Check every line of the entries below for the word "screenshot", and copy the ones that have it.

Entries with figure data>
▬▬▬
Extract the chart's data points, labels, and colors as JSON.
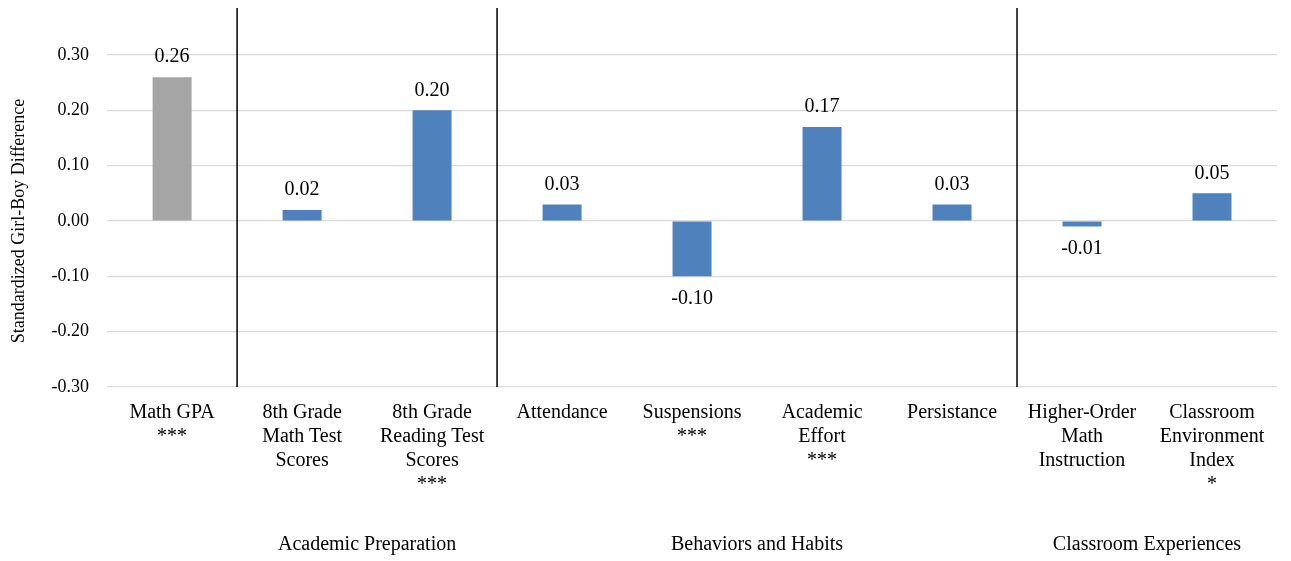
{
  "chart_data": {
    "type": "bar",
    "ylabel": "Standardized Girl-Boy Difference",
    "categories": [
      "Math GPA\n***",
      "8th Grade\nMath Test\nScores",
      "8th Grade\nReading Test\nScores\n***",
      "Attendance",
      "Suspensions\n***",
      "Academic\nEffort\n***",
      "Persistance",
      "Higher-Order\nMath\nInstruction",
      "Classroom\nEnvironment\nIndex\n*"
    ],
    "values": [
      0.26,
      0.02,
      0.2,
      0.03,
      -0.1,
      0.17,
      0.03,
      -0.01,
      0.05
    ],
    "colors": [
      "#a5a5a5",
      "#4f81bd",
      "#4f81bd",
      "#4f81bd",
      "#4f81bd",
      "#4f81bd",
      "#4f81bd",
      "#4f81bd",
      "#4f81bd"
    ],
    "value_labels": [
      "0.26",
      "0.02",
      "0.20",
      "0.03",
      "-0.10",
      "0.17",
      "0.03",
      "-0.01",
      "0.05"
    ],
    "ylim": [
      -0.3,
      0.3
    ],
    "yticks": [
      {
        "value": -0.3,
        "label": "-0.30"
      },
      {
        "value": -0.2,
        "label": "-0.20"
      },
      {
        "value": -0.1,
        "label": "-0.10"
      },
      {
        "value": 0,
        "label": "0.00"
      },
      {
        "value": 0.1,
        "label": "0.10"
      },
      {
        "value": 0.2,
        "label": "0.20"
      },
      {
        "value": 0.3,
        "label": "0.30"
      }
    ],
    "grid": "y",
    "legend": false,
    "annotations": [
      "Academic Preparation",
      "Behaviors and Habits",
      "Classroom Experiences"
    ]
  }
}
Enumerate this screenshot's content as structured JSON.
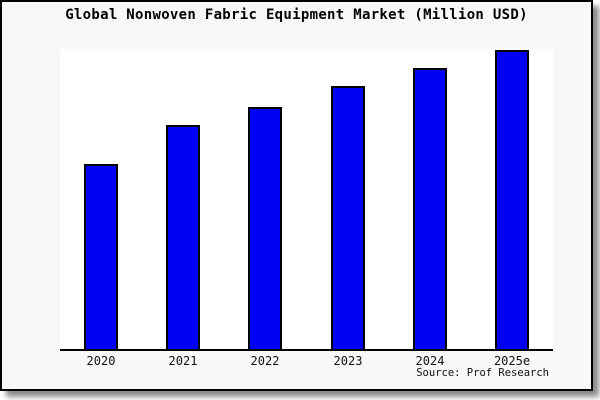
{
  "window": {
    "background_color": "#f8f8f8",
    "border_color": "#000000",
    "plot_background_color": "#ffffff"
  },
  "header": {
    "title": "Global Nonwoven Fabric Equipment Market (Million USD)"
  },
  "footer": {
    "source_note": "Source: Prof Research"
  },
  "chart_data": {
    "type": "bar",
    "title": "Global Nonwoven Fabric Equipment Market (Million USD)",
    "unit": "Million USD",
    "categories": [
      "2020",
      "2021",
      "2022",
      "2023",
      "2024",
      "2025e"
    ],
    "values_percent_of_tallest_bar": [
      62,
      75,
      81,
      88,
      94,
      100
    ],
    "series_note": "y-axis has no ticks, labels or gridlines; values estimated as relative bar heights (tallest bar = 100)",
    "xlabel": "",
    "ylabel": "",
    "legend": "none",
    "gridlines": false,
    "bar_fill_color": "#0000f5",
    "bar_edge_color": "#000000",
    "axis_line_color": "#000000",
    "source": "Prof Research"
  }
}
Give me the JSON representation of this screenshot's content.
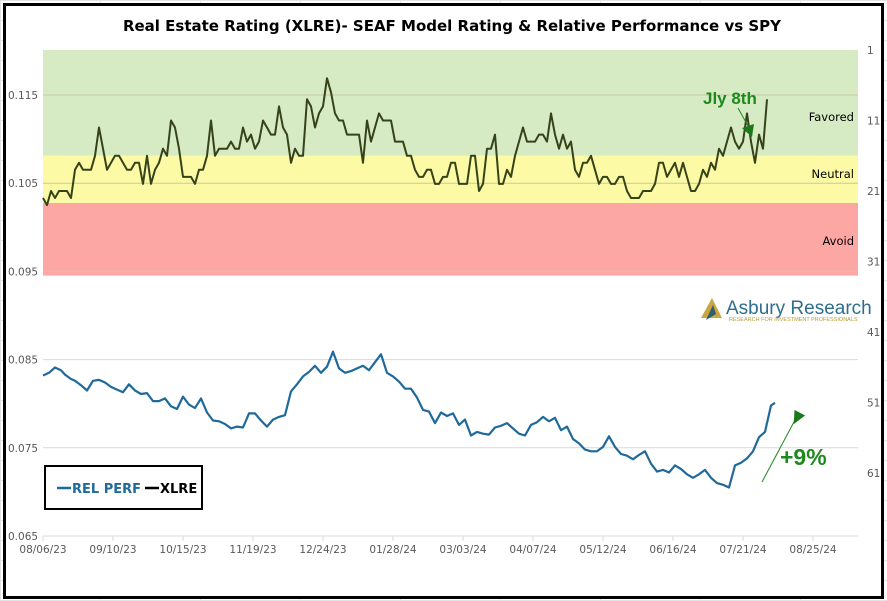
{
  "chart_data": {
    "type": "line",
    "title": "Real Estate Rating (XLRE)- SEAF Model Rating & Relative Performance vs SPY",
    "x_tick_labels": [
      "08/06/23",
      "09/10/23",
      "10/15/23",
      "11/19/23",
      "12/24/23",
      "01/28/24",
      "03/03/24",
      "04/07/24",
      "05/12/24",
      "06/16/24",
      "07/21/24",
      "08/25/24"
    ],
    "x_range": [
      "08/06/23",
      "09/22/24"
    ],
    "left_axis": {
      "label": "",
      "ticks": [
        "0.065",
        "0.075",
        "0.085",
        "0.095",
        "0.105",
        "0.115"
      ],
      "range": [
        0.065,
        0.12
      ]
    },
    "right_axis": {
      "label": "",
      "ticks": [
        "1",
        "11",
        "21",
        "31",
        "41",
        "51",
        "61"
      ],
      "range": [
        1,
        71
      ],
      "inverted": true
    },
    "bands": [
      {
        "name": "Favored",
        "from": 1,
        "to": 16,
        "color": "#d6eac4"
      },
      {
        "name": "Neutral",
        "from": 16,
        "to": 22.7,
        "color": "#fdfaa6"
      },
      {
        "name": "Avoid",
        "from": 22.7,
        "to": 33,
        "color": "#fda7a5"
      }
    ],
    "legend": {
      "position": "bottom-left",
      "entries": [
        "REL PERF",
        "XLRE"
      ]
    },
    "series": [
      {
        "name": "REL PERF",
        "axis": "left",
        "color": "#1f6a9a",
        "days": [
          0,
          3,
          6,
          9,
          11,
          14,
          16,
          19,
          22,
          25,
          28,
          31,
          34,
          37,
          40,
          43,
          46,
          49,
          52,
          55,
          58,
          61,
          64,
          67,
          70,
          73,
          76,
          79,
          82,
          85,
          88,
          91,
          94,
          97,
          100,
          103,
          106,
          109,
          112,
          115,
          118,
          121,
          124,
          127,
          130,
          133,
          136,
          139,
          142,
          145,
          148,
          151,
          154,
          157,
          160,
          163,
          166,
          169,
          172,
          175,
          178,
          181,
          184,
          187,
          190,
          193,
          196,
          199,
          202,
          205,
          208,
          211,
          214,
          217,
          220,
          223,
          226,
          229,
          232,
          235,
          238,
          241,
          244,
          247,
          250,
          253,
          256,
          259,
          262,
          265,
          268,
          271,
          274,
          277,
          280,
          283,
          286,
          289,
          292,
          295,
          298,
          301,
          304,
          307,
          310,
          313,
          316,
          319,
          322,
          325,
          328,
          331,
          334,
          337,
          340,
          343,
          346,
          349,
          352,
          355,
          358,
          361,
          364,
          366
        ],
        "values": [
          0.0832,
          0.0835,
          0.0841,
          0.0838,
          0.0833,
          0.0828,
          0.0826,
          0.0821,
          0.0815,
          0.0826,
          0.0827,
          0.0824,
          0.0819,
          0.0816,
          0.0813,
          0.0822,
          0.0815,
          0.0811,
          0.0812,
          0.0803,
          0.0803,
          0.0806,
          0.0797,
          0.0794,
          0.0808,
          0.0799,
          0.0795,
          0.0806,
          0.079,
          0.0781,
          0.078,
          0.0777,
          0.0772,
          0.0774,
          0.0773,
          0.0789,
          0.0789,
          0.0781,
          0.0774,
          0.0782,
          0.0785,
          0.0787,
          0.0814,
          0.0822,
          0.0831,
          0.0836,
          0.0843,
          0.0835,
          0.0842,
          0.0859,
          0.084,
          0.0835,
          0.0837,
          0.084,
          0.0843,
          0.0838,
          0.0847,
          0.0856,
          0.0835,
          0.0831,
          0.0825,
          0.0817,
          0.0817,
          0.0807,
          0.0793,
          0.0791,
          0.0778,
          0.079,
          0.0786,
          0.0789,
          0.0776,
          0.0782,
          0.0764,
          0.0768,
          0.0766,
          0.0765,
          0.0773,
          0.0775,
          0.0778,
          0.0772,
          0.0766,
          0.0764,
          0.0776,
          0.0779,
          0.0785,
          0.078,
          0.0784,
          0.077,
          0.0774,
          0.076,
          0.0755,
          0.0748,
          0.0746,
          0.0746,
          0.0751,
          0.0763,
          0.0751,
          0.0743,
          0.0741,
          0.0737,
          0.0742,
          0.0746,
          0.0732,
          0.0723,
          0.0725,
          0.0722,
          0.073,
          0.0726,
          0.072,
          0.0716,
          0.072,
          0.0725,
          0.0716,
          0.071,
          0.0708,
          0.0705,
          0.073,
          0.0733,
          0.0738,
          0.0746,
          0.0762,
          0.0768,
          0.0798,
          0.0801,
          0.079
        ],
        "notes": "Approximate values read from the chart; REL PERF plotted on left axis"
      },
      {
        "name": "XLRE",
        "axis": "right",
        "color": "#364218",
        "days": [
          0,
          2,
          4,
          6,
          8,
          10,
          12,
          14,
          16,
          18,
          20,
          22,
          24,
          26,
          28,
          30,
          32,
          34,
          36,
          38,
          40,
          42,
          44,
          46,
          48,
          50,
          52,
          54,
          56,
          58,
          60,
          62,
          64,
          66,
          68,
          70,
          72,
          74,
          76,
          78,
          80,
          82,
          84,
          86,
          88,
          90,
          92,
          94,
          96,
          98,
          100,
          102,
          104,
          106,
          108,
          110,
          112,
          114,
          116,
          118,
          120,
          122,
          124,
          126,
          128,
          130,
          132,
          134,
          136,
          138,
          140,
          142,
          144,
          146,
          148,
          150,
          152,
          154,
          156,
          158,
          160,
          162,
          164,
          166,
          168,
          170,
          172,
          174,
          176,
          178,
          180,
          182,
          184,
          186,
          188,
          190,
          192,
          194,
          196,
          198,
          200,
          202,
          204,
          206,
          208,
          210,
          212,
          214,
          216,
          218,
          220,
          222,
          224,
          226,
          228,
          230,
          232,
          234,
          236,
          238,
          240,
          242,
          244,
          246,
          248,
          250,
          252,
          254,
          256,
          258,
          260,
          262,
          264,
          266,
          268,
          270,
          272,
          274,
          276,
          278,
          280,
          282,
          284,
          286,
          288,
          290,
          292,
          294,
          296,
          298,
          300,
          302,
          304,
          306,
          308,
          310,
          312,
          314,
          316,
          318,
          320,
          322,
          324,
          326,
          328,
          330,
          332,
          334,
          336,
          338,
          340,
          342,
          344,
          346,
          348,
          350,
          352,
          354,
          356,
          358,
          360,
          362,
          364,
          366,
          368
        ],
        "values": [
          22,
          23,
          21,
          22,
          21,
          21,
          21,
          22,
          18,
          17,
          18,
          18,
          18,
          16,
          12,
          15,
          18,
          17,
          16,
          16,
          17,
          18,
          18,
          17,
          17,
          20,
          16,
          20,
          18,
          17,
          15,
          16,
          11,
          12,
          15,
          19,
          19,
          19,
          20,
          18,
          18,
          16,
          11,
          16,
          15,
          15,
          15,
          14,
          15,
          15,
          12,
          14,
          13,
          15,
          14,
          11,
          12,
          13,
          13,
          9,
          12,
          13,
          17,
          15,
          16,
          16,
          8,
          9,
          12,
          10,
          9,
          5,
          7,
          10,
          11,
          11,
          13,
          13,
          13,
          13,
          17,
          11,
          14,
          12,
          10,
          11,
          11,
          11,
          14,
          14,
          14,
          16,
          16,
          18,
          19,
          19,
          18,
          18,
          20,
          20,
          19,
          19,
          17,
          17,
          20,
          20,
          20,
          16,
          16,
          21,
          20,
          15,
          15,
          13,
          20,
          20,
          18,
          19,
          16,
          14,
          12,
          14,
          14,
          14,
          13,
          13,
          14,
          10,
          13,
          15,
          13,
          15,
          14,
          18,
          19,
          17,
          17,
          16,
          18,
          20,
          19,
          19,
          20,
          20,
          19,
          19,
          21,
          22,
          22,
          22,
          21,
          21,
          21,
          20,
          17,
          17,
          19,
          18,
          17,
          19,
          17,
          19,
          21,
          21,
          20,
          18,
          19,
          17,
          18,
          15,
          16,
          14,
          12,
          14,
          15,
          14,
          10,
          14,
          17,
          13,
          15,
          8
        ],
        "notes": "SEAF model rank (1 = best), plotted on inverted right axis; approximate"
      }
    ],
    "annotations": [
      {
        "text": "Jly 8th",
        "target_date": "07/08/24",
        "color": "#1e8a1e"
      },
      {
        "text": "+9%",
        "color": "#1e8a1e"
      }
    ],
    "logo": {
      "name": "Asbury Research",
      "tagline": "RESEARCH FOR INVESTMENT PROFESSIONALS"
    }
  }
}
▬▬▬
Result>
Enumerate this screenshot's content as structured JSON.
Give me the JSON representation of this screenshot's content.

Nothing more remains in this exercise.